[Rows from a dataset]
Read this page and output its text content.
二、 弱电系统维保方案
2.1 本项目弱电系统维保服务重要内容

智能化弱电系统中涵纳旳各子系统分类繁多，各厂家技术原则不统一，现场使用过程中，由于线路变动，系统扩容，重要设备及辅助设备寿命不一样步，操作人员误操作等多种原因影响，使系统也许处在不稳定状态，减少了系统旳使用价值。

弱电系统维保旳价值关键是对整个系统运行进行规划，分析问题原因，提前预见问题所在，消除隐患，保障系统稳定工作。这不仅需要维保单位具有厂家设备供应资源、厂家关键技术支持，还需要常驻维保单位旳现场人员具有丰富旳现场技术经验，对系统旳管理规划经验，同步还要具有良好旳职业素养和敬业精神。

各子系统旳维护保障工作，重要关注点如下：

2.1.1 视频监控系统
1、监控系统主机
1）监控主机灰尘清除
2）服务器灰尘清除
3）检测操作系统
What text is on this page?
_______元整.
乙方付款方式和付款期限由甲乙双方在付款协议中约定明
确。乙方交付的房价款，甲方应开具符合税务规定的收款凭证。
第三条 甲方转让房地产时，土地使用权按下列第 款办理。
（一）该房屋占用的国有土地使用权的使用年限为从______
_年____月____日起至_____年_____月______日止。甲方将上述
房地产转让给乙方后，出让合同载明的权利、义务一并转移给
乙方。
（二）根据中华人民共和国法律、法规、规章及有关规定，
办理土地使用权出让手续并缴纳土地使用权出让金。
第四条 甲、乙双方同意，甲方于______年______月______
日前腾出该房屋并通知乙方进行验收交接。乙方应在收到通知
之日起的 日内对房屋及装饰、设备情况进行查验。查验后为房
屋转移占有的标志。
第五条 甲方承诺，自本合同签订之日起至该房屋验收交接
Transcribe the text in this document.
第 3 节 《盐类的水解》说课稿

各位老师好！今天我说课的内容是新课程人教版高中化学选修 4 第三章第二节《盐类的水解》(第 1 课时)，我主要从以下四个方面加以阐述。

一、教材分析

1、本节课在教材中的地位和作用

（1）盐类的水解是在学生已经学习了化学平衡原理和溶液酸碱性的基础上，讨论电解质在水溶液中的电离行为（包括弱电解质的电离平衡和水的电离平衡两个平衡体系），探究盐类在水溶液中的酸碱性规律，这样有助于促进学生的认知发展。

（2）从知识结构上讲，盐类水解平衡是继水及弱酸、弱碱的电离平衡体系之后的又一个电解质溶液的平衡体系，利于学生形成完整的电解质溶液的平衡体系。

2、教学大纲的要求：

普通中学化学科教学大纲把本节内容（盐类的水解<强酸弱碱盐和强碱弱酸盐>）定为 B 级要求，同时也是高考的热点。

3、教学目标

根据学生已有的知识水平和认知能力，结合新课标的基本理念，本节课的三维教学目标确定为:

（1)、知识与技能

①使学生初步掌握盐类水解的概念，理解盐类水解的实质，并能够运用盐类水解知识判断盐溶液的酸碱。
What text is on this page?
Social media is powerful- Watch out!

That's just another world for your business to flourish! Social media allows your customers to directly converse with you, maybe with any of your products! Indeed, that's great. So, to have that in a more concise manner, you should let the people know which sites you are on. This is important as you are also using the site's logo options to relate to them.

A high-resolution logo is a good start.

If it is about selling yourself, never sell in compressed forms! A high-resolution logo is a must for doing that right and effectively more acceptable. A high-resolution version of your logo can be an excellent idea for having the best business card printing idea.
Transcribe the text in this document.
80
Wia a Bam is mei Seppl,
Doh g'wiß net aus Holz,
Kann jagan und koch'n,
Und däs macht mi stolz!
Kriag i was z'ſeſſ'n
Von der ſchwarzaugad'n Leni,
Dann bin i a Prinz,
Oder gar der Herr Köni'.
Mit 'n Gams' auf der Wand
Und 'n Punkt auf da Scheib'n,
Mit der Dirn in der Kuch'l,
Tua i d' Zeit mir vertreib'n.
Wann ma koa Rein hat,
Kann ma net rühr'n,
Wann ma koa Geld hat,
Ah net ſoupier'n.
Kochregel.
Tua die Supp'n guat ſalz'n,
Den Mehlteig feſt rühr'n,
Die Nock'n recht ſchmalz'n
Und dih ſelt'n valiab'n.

The task:
Your task is to repeat the data exactly, with nothing left out.

Result:
Read this page and output its text content.
二、 弱电系统维保方案
2.1 本项目弱电系统维保服务重要内容

智能化弱电系统中涵纳旳各子系统分类繁多，各厂家技术原则不统一，现场使用过程中，由于线路变动，系统扩容，重要设备及辅助设备寿命不一样步，操作人员误操作等多种原因影响，使系统也许处在不稳定状态，减少了系统旳使用价值。

弱电系统维保旳价值关键是对整个系统运行进行规划，分析问题原因，提前预见问题所在，消除隐患，保障系统稳定工作。这不仅需要维保单位具有厂家设备供应资源、厂家关键技术支持，还需要常驻维保单位旳现场人员具有丰富旳现场技术经验，对系统旳管理规划经验，同步还要具有良好旳职业素养和敬业精神。

各子系统旳维护保障工作，重要关注点如下：

2.1.1 视频监控系统
1、监控系统主机
1）监控主机灰尘清除
2）服务器灰尘清除
3）检测操作系统
What text is on this page?
_______元整.
乙方付款方式和付款期限由甲乙双方在付款协议中约定明
确。乙方交付的房价款，甲方应开具符合税务规定的收款凭证。
第三条 甲方转让房地产时，土地使用权按下列第 款办理。
（一）该房屋占用的国有土地使用权的使用年限为从______
_年____月____日起至_____年_____月______日止。甲方将上述
房地产转让给乙方后，出让合同载明的权利、义务一并转移给
乙方。
（二）根据中华人民共和国法律、法规、规章及有关规定，
办理土地使用权出让手续并缴纳土地使用权出让金。
第四条 甲、乙双方同意，甲方于______年______月______
日前腾出该房屋并通知乙方进行验收交接。乙方应在收到通知
之日起的 日内对房屋及装饰、设备情况进行查验。查验后为房
屋转移占有的标志。
第五条 甲方承诺，自本合同签订之日起至该房屋验收交接
Transcribe the text in this document.
第 3 节 《盐类的水解》说课稿

各位老师好！今天我说课的内容是新课程人教版高中化学选修 4 第三章第二节《盐类的水解》(第 1 课时)，我主要从以下四个方面加以阐述。

一、教材分析

1、本节课在教材中的地位和作用

（1）盐类的水解是在学生已经学习了化学平衡原理和溶液酸碱性的基础上，讨论电解质在水溶液中的电离行为（包括弱电解质的电离平衡和水的电离平衡两个平衡体系），探究盐类在水溶液中的酸碱性规律，这样有助于促进学生的认知发展。

（2）从知识结构上讲，盐类水解平衡是继水及弱酸、弱碱的电离平衡体系之后的又一个电解质溶液的平衡体系，利于学生形成完整的电解质溶液的平衡体系。

2、教学大纲的要求：

普通中学化学科教学大纲把本节内容（盐类的水解<强酸弱碱盐和强碱弱酸盐>）定为 B 级要求，同时也是高考的热点。

3、教学目标

根据学生已有的知识水平和认知能力，结合新课标的基本理念，本节课的三维教学目标确定为:

（1)、知识与技能

①使学生初步掌握盐类水解的概念，理解盐类水解的实质，并能够运用盐类水解知识判断盐溶液的酸碱。
What text is on this page?
Social media is powerful- Watch out!

That's just another world for your business to flourish! Social media allows your customers to directly converse with you, maybe with any of your products! Indeed, that's great. So, to have that in a more concise manner, you should let the people know which sites you are on. This is important as you are also using the site's logo options to relate to them.

A high-resolution logo is a good start.

If it is about selling yourself, never sell in compressed forms! A high-resolution logo is a must for doing that right and effectively more acceptable. A high-resolution version of your logo can be an excellent idea for having the best business card printing idea.
Transcribe the text in this document.
80
Wia a Bam is mei Seppl,
Doh g'wiß net aus Holz,
Kann jagan und koch'n,
Und däs macht mi stolz!
Kriag i was z'ſeſſ'n
Von der ſchwarzaugad'n Leni,
Dann bin i a Prinz,
Oder gar der Herr Köni'.
Mit 'n Gams' auf der Wand
Und 'n Punkt auf da Scheib'n,
Mit der Dirn in der Kuch'l,
Tua i d' Zeit mir vertreib'n.
Wann ma koa Rein hat,
Kann ma net rühr'n,
Wann ma koa Geld hat,
Ah net ſoupier'n.
Kochregel.
Tua die Supp'n guat ſalz'n,
Den Mehlteig feſt rühr'n,
Die Nock'n recht ſchmalz'n
Und dih ſelt'n valiab'n.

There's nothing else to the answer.